# Recorded information
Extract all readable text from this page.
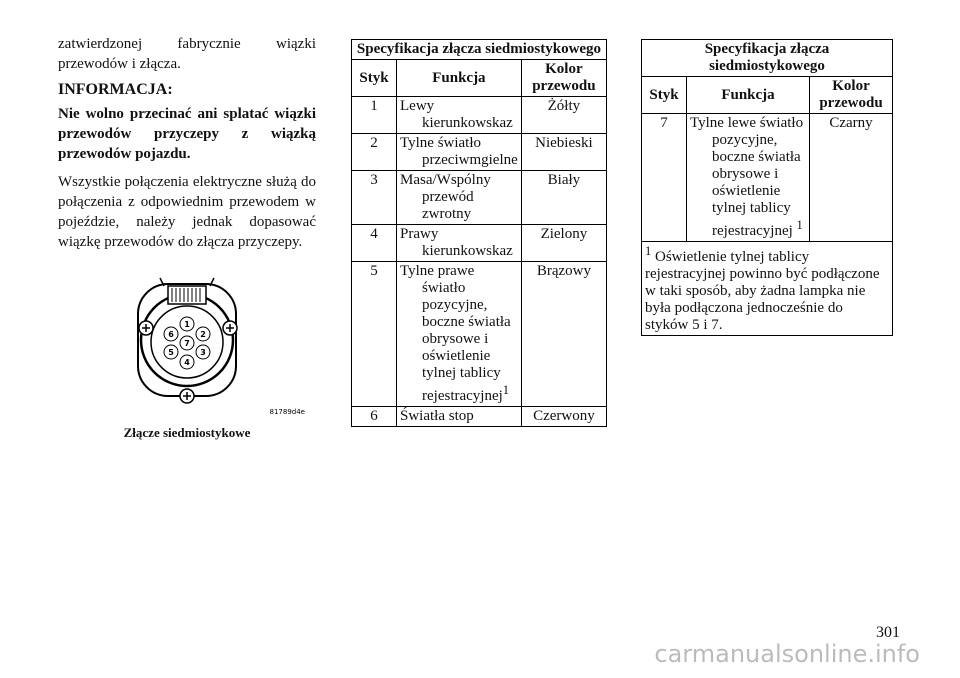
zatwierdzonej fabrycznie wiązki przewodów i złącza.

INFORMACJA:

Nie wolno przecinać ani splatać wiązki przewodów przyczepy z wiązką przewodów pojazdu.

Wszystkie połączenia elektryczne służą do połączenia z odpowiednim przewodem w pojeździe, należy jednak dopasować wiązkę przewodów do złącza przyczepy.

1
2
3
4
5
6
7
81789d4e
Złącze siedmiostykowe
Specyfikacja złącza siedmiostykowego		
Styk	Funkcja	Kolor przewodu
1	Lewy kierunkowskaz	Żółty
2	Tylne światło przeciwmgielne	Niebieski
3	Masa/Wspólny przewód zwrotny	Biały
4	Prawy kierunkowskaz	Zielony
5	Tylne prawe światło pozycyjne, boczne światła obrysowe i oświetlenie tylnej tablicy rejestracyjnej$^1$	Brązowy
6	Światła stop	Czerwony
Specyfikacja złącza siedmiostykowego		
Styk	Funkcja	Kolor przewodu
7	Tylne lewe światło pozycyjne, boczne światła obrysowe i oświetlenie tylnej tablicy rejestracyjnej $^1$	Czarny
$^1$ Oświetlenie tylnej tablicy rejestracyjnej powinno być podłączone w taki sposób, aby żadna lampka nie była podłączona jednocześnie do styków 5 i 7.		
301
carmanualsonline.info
...
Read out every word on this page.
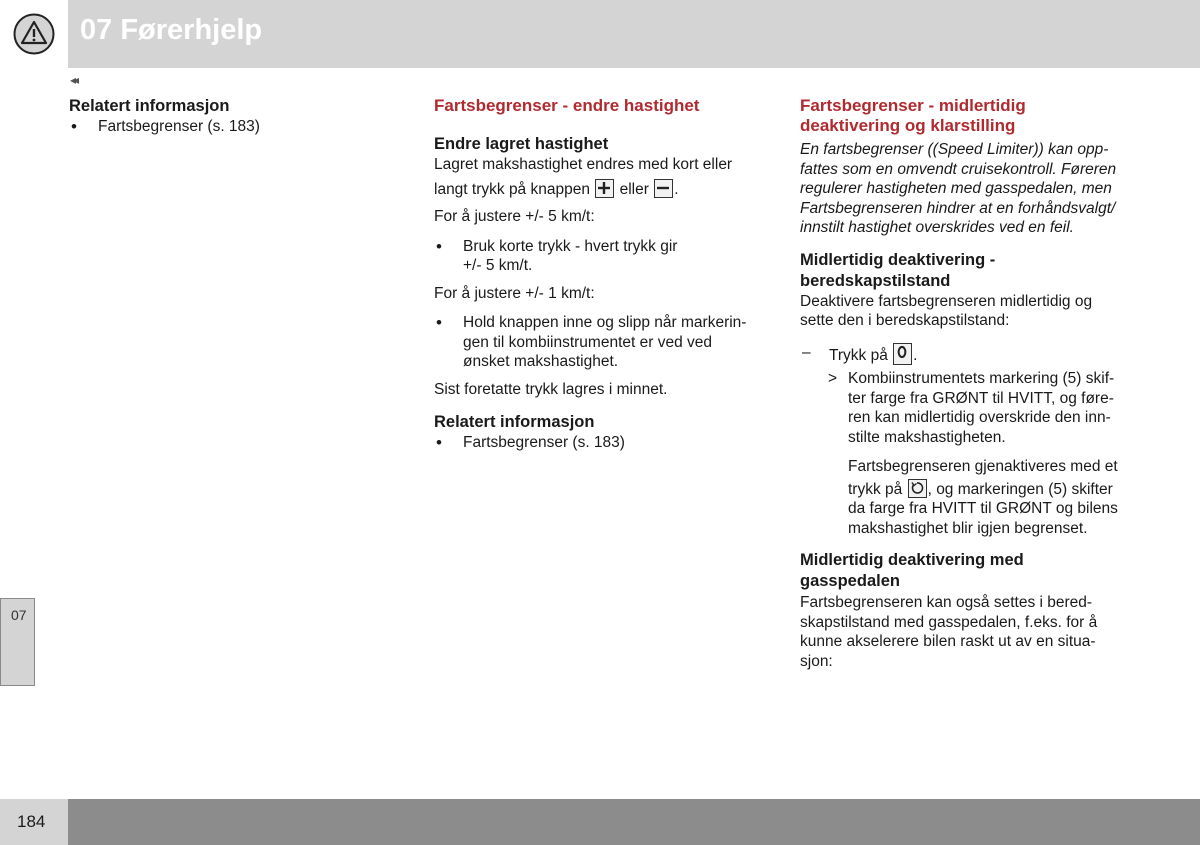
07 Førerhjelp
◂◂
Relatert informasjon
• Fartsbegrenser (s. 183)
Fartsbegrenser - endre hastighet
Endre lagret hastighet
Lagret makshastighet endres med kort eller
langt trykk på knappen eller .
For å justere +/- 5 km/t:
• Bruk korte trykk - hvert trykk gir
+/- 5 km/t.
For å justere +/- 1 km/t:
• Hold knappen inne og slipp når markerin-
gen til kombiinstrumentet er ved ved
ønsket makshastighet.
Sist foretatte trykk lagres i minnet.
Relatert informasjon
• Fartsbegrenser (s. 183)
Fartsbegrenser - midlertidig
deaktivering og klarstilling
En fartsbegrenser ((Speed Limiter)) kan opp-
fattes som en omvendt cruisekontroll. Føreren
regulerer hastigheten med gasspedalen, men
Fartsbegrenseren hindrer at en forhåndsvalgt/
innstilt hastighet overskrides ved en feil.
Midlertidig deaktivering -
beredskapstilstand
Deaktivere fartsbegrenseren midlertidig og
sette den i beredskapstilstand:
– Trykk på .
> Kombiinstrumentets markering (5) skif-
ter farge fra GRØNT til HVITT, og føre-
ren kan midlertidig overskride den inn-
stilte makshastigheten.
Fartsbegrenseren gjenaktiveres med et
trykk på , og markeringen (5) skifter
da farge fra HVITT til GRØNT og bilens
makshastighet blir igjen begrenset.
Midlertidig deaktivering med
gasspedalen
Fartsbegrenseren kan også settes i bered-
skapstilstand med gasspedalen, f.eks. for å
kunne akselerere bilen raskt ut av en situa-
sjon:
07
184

# Set problem
Identify and copy all lines with the word "złącza".

# Result below
zatwierdzonej fabrycznie wiązki przewodów i złącza.
Wszystkie połączenia elektryczne służą do połączenia z odpowiednim przewodem w pojeździe, należy jednak dopasować wiązkę przewodów do złącza przyczepy.
Specyfikacja złącza siedmiostykowego		
Specyfikacja złącza siedmiostykowego		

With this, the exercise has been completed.